(Dataset listings of figures)
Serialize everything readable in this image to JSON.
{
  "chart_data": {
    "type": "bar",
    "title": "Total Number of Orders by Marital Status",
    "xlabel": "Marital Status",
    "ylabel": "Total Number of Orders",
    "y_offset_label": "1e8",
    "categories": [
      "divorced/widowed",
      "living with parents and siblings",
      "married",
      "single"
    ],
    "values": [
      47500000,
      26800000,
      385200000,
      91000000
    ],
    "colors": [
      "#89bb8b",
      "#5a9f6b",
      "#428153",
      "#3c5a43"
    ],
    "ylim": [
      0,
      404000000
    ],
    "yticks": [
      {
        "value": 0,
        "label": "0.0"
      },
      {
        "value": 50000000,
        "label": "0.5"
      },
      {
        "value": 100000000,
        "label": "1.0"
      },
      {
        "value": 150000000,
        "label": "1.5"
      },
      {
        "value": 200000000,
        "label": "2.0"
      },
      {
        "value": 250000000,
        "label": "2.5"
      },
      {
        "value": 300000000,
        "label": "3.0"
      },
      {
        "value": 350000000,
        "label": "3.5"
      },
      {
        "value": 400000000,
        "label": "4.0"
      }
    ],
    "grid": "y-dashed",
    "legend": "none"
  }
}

• [Stated problem]
Repeat the data above, word for word.

• [Task response]
Serialize everything readable in this image to JSON.
{
  "chart_data": {
    "type": "bar",
    "title": "Total Number of Orders by Marital Status",
    "xlabel": "Marital Status",
    "ylabel": "Total Number of Orders",
    "y_offset_label": "1e8",
    "categories": [
      "divorced/widowed",
      "living with parents and siblings",
      "married",
      "single"
    ],
    "values": [
      47500000,
      26800000,
      385200000,
      91000000
    ],
    "colors": [
      "#89bb8b",
      "#5a9f6b",
      "#428153",
      "#3c5a43"
    ],
    "ylim": [
      0,
      404000000
    ],
    "yticks": [
      {
        "value": 0,
        "label": "0.0"
      },
      {
        "value": 50000000,
        "label": "0.5"
      },
      {
        "value": 100000000,
        "label": "1.0"
      },
      {
        "value": 150000000,
        "label": "1.5"
      },
      {
        "value": 200000000,
        "label": "2.0"
      },
      {
        "value": 250000000,
        "label": "2.5"
      },
      {
        "value": 300000000,
        "label": "3.0"
      },
      {
        "value": 350000000,
        "label": "3.5"
      },
      {
        "value": 400000000,
        "label": "4.0"
      }
    ],
    "grid": "y-dashed",
    "legend": "none"
  }
}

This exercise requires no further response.